◆ TASK ◆
Copy every line of the data in which the word "folk" occurs.

══════════════════════════════

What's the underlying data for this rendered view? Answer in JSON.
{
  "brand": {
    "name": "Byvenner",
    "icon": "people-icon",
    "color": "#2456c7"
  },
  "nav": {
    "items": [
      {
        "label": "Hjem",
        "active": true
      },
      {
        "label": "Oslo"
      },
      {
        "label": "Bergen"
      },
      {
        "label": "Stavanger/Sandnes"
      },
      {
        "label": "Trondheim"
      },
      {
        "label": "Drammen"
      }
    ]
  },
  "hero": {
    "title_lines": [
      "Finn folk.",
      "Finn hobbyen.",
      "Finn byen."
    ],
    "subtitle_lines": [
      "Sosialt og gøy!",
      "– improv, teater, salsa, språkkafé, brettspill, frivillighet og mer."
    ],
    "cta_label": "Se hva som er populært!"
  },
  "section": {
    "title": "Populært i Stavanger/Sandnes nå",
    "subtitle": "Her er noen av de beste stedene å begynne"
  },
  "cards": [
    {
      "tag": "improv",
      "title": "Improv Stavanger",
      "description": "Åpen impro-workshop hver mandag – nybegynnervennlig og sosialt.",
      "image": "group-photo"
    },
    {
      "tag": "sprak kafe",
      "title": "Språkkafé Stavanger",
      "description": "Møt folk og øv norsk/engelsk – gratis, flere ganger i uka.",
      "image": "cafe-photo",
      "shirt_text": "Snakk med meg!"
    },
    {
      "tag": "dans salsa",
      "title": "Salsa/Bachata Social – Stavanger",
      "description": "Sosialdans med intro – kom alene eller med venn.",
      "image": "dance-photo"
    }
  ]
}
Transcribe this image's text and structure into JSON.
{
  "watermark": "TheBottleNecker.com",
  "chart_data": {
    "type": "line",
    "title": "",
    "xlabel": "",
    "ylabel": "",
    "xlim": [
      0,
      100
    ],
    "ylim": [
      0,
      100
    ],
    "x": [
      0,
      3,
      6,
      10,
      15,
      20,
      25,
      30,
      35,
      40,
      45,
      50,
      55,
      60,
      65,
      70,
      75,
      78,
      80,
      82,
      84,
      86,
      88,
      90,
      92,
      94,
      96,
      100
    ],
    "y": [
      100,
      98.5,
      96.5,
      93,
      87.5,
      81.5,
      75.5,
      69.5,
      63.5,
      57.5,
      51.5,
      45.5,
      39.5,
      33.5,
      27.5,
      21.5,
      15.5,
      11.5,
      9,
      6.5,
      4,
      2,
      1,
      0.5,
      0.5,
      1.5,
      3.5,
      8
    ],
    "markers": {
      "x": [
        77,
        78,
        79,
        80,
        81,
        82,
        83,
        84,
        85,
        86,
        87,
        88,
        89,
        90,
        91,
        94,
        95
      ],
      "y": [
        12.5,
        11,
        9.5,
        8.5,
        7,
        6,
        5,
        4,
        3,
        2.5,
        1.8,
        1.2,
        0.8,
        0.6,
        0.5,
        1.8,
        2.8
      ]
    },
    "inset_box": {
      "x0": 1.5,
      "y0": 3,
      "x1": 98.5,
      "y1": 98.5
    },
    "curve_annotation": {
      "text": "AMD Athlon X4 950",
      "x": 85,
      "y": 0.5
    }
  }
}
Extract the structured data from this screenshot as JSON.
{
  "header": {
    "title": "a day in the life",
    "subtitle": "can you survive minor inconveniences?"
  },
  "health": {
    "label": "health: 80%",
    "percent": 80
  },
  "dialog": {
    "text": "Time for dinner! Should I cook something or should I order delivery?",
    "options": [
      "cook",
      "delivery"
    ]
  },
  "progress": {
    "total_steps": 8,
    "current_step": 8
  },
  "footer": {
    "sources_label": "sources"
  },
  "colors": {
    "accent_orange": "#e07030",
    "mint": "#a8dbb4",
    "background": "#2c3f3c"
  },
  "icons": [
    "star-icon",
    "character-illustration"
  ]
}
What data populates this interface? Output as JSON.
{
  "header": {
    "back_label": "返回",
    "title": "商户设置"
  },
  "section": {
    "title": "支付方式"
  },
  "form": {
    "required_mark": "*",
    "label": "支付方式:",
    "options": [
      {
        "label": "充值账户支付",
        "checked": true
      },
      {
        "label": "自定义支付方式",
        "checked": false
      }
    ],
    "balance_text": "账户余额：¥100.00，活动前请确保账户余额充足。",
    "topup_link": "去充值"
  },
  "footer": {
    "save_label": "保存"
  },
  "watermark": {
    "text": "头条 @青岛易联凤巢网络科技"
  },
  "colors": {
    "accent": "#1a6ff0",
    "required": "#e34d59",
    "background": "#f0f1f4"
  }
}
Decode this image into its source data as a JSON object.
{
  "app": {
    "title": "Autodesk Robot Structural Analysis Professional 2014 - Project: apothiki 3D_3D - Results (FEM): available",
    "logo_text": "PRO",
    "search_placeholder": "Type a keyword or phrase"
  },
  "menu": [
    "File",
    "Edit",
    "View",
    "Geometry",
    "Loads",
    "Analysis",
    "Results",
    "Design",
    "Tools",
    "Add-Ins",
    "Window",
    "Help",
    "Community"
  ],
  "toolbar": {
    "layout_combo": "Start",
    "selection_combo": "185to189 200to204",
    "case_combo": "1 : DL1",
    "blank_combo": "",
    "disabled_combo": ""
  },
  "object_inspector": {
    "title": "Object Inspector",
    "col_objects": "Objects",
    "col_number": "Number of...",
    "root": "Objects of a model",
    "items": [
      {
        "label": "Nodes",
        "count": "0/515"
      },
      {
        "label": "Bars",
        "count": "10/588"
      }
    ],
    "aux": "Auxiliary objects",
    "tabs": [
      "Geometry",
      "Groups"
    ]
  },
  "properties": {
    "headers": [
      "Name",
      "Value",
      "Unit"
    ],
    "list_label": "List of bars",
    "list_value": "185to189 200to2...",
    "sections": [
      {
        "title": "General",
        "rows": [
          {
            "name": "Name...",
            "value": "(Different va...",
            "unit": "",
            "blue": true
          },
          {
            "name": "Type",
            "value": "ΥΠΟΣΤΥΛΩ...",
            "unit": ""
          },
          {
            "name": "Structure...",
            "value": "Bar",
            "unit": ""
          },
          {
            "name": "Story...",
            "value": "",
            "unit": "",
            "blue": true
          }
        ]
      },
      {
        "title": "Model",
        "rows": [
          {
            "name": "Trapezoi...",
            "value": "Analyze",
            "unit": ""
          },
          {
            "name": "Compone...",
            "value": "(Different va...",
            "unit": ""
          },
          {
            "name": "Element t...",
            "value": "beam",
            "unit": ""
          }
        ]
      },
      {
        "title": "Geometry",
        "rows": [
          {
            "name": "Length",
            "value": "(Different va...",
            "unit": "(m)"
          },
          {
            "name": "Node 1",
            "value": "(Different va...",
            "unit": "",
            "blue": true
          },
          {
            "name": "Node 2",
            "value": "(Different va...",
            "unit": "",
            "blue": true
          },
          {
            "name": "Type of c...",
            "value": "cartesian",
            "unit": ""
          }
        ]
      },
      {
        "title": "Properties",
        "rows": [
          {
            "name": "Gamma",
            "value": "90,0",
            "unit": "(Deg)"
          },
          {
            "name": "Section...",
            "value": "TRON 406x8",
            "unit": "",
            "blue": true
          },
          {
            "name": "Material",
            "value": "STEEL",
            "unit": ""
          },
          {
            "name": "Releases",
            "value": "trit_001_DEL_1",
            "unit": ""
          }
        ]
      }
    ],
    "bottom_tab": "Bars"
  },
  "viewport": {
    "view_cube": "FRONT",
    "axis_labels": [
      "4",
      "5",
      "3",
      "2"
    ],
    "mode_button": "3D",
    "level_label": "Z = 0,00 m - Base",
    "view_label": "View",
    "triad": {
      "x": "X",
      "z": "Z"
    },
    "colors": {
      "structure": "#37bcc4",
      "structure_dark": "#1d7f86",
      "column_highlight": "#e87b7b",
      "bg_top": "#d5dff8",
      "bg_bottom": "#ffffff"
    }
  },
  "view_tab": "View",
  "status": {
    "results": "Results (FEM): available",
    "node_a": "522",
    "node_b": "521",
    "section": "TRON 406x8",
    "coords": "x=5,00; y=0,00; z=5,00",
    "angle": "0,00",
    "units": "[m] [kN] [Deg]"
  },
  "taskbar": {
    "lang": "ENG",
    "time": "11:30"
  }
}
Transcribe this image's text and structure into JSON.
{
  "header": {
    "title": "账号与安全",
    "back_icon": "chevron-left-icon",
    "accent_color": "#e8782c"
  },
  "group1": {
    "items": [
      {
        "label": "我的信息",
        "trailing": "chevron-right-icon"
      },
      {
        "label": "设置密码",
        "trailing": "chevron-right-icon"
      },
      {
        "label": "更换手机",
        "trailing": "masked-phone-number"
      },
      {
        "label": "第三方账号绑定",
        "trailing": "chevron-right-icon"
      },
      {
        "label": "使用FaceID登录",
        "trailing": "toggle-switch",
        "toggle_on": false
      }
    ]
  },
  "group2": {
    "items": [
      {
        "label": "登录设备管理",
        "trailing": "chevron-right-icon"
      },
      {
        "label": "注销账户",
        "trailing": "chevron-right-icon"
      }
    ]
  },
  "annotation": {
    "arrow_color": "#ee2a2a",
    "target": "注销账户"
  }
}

══════════════════════════════

◆ RESPONSE TO THE EXERCISE ◆
      "Finn folk.",
      "description": "Møt folk og øv norsk/engelsk – gratis, flere ganger i uka.",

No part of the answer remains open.